GIVEN TASK:
Every entry must be copied word for word.

[Dataset records]

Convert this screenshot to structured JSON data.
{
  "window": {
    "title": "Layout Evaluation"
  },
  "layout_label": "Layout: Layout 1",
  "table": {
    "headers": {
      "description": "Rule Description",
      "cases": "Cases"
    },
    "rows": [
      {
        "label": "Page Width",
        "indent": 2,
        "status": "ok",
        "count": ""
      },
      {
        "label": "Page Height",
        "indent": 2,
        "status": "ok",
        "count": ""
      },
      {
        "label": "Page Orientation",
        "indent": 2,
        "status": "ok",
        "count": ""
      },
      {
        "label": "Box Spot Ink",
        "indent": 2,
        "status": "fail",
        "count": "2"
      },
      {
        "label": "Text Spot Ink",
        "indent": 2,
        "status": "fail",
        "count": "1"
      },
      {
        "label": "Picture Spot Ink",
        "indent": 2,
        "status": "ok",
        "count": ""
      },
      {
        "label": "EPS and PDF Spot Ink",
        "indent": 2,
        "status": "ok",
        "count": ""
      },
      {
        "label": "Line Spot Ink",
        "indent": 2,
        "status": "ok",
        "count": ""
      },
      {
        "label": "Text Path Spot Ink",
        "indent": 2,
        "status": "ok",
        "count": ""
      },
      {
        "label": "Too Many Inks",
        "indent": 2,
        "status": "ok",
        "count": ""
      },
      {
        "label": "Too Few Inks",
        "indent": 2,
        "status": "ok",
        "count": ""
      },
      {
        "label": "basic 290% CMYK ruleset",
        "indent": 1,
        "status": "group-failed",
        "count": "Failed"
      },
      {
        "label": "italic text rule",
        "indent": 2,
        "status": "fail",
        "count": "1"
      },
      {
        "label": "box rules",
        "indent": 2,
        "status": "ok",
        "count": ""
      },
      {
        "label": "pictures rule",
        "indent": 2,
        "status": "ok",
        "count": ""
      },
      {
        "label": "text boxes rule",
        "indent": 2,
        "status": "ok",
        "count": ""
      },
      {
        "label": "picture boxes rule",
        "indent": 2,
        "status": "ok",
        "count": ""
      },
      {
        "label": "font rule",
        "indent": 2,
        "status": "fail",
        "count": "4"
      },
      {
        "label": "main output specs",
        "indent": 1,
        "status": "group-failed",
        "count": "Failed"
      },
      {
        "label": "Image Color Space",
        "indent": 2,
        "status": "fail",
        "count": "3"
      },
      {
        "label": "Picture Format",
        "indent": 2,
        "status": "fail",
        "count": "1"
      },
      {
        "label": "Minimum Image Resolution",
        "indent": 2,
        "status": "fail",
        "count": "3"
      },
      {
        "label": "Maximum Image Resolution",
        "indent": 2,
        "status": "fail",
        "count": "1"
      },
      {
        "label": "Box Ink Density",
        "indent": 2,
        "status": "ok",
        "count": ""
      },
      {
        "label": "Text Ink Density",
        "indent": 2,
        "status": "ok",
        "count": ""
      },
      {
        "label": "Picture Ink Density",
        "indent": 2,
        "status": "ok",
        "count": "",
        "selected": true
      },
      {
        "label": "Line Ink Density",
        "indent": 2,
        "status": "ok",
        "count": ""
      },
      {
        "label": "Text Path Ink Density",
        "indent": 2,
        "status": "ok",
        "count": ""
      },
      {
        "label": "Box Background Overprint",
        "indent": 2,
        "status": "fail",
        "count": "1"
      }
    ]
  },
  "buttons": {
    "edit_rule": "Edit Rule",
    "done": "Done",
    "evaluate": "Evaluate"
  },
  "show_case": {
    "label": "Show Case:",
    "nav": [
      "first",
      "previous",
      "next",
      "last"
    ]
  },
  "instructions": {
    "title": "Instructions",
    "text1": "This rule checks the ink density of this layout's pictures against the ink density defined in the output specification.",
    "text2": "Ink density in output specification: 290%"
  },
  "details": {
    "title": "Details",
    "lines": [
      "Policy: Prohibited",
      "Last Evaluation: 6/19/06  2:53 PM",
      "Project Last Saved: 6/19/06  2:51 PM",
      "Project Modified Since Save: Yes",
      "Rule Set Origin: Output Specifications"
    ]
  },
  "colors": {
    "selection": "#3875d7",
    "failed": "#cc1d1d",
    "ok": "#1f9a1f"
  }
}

CORRECT OUTPUT:
Convert this screenshot to structured JSON data.
{
  "window": {
    "title": "Layout Evaluation"
  },
  "layout_label": "Layout: Layout 1",
  "table": {
    "headers": {
      "description": "Rule Description",
      "cases": "Cases"
    },
    "rows": [
      {
        "label": "Page Width",
        "indent": 2,
        "status": "ok",
        "count": ""
      },
      {
        "label": "Page Height",
        "indent": 2,
        "status": "ok",
        "count": ""
      },
      {
        "label": "Page Orientation",
        "indent": 2,
        "status": "ok",
        "count": ""
      },
      {
        "label": "Box Spot Ink",
        "indent": 2,
        "status": "fail",
        "count": "2"
      },
      {
        "label": "Text Spot Ink",
        "indent": 2,
        "status": "fail",
        "count": "1"
      },
      {
        "label": "Picture Spot Ink",
        "indent": 2,
        "status": "ok",
        "count": ""
      },
      {
        "label": "EPS and PDF Spot Ink",
        "indent": 2,
        "status": "ok",
        "count": ""
      },
      {
        "label": "Line Spot Ink",
        "indent": 2,
        "status": "ok",
        "count": ""
      },
      {
        "label": "Text Path Spot Ink",
        "indent": 2,
        "status": "ok",
        "count": ""
      },
      {
        "label": "Too Many Inks",
        "indent": 2,
        "status": "ok",
        "count": ""
      },
      {
        "label": "Too Few Inks",
        "indent": 2,
        "status": "ok",
        "count": ""
      },
      {
        "label": "basic 290% CMYK ruleset",
        "indent": 1,
        "status": "group-failed",
        "count": "Failed"
      },
      {
        "label": "italic text rule",
        "indent": 2,
        "status": "fail",
        "count": "1"
      },
      {
        "label": "box rules",
        "indent": 2,
        "status": "ok",
        "count": ""
      },
      {
        "label": "pictures rule",
        "indent": 2,
        "status": "ok",
        "count": ""
      },
      {
        "label": "text boxes rule",
        "indent": 2,
        "status": "ok",
        "count": ""
      },
      {
        "label": "picture boxes rule",
        "indent": 2,
        "status": "ok",
        "count": ""
      },
      {
        "label": "font rule",
        "indent": 2,
        "status": "fail",
        "count": "4"
      },
      {
        "label": "main output specs",
        "indent": 1,
        "status": "group-failed",
        "count": "Failed"
      },
      {
        "label": "Image Color Space",
        "indent": 2,
        "status": "fail",
        "count": "3"
      },
      {
        "label": "Picture Format",
        "indent": 2,
        "status": "fail",
        "count": "1"
      },
      {
        "label": "Minimum Image Resolution",
        "indent": 2,
        "status": "fail",
        "count": "3"
      },
      {
        "label": "Maximum Image Resolution",
        "indent": 2,
        "status": "fail",
        "count": "1"
      },
      {
        "label": "Box Ink Density",
        "indent": 2,
        "status": "ok",
        "count": ""
      },
      {
        "label": "Text Ink Density",
        "indent": 2,
        "status": "ok",
        "count": ""
      },
      {
        "label": "Picture Ink Density",
        "indent": 2,
        "status": "ok",
        "count": "",
        "selected": true
      },
      {
        "label": "Line Ink Density",
        "indent": 2,
        "status": "ok",
        "count": ""
      },
      {
        "label": "Text Path Ink Density",
        "indent": 2,
        "status": "ok",
        "count": ""
      },
      {
        "label": "Box Background Overprint",
        "indent": 2,
        "status": "fail",
        "count": "1"
      }
    ]
  },
  "buttons": {
    "edit_rule": "Edit Rule",
    "done": "Done",
    "evaluate": "Evaluate"
  },
  "show_case": {
    "label": "Show Case:",
    "nav": [
      "first",
      "previous",
      "next",
      "last"
    ]
  },
  "instructions": {
    "title": "Instructions",
    "text1": "This rule checks the ink density of this layout's pictures against the ink density defined in the output specification.",
    "text2": "Ink density in output specification: 290%"
  },
  "details": {
    "title": "Details",
    "lines": [
      "Policy: Prohibited",
      "Last Evaluation: 6/19/06  2:53 PM",
      "Project Last Saved: 6/19/06  2:51 PM",
      "Project Modified Since Save: Yes",
      "Rule Set Origin: Output Specifications"
    ]
  },
  "colors": {
    "selection": "#3875d7",
    "failed": "#cc1d1d",
    "ok": "#1f9a1f"
  }
}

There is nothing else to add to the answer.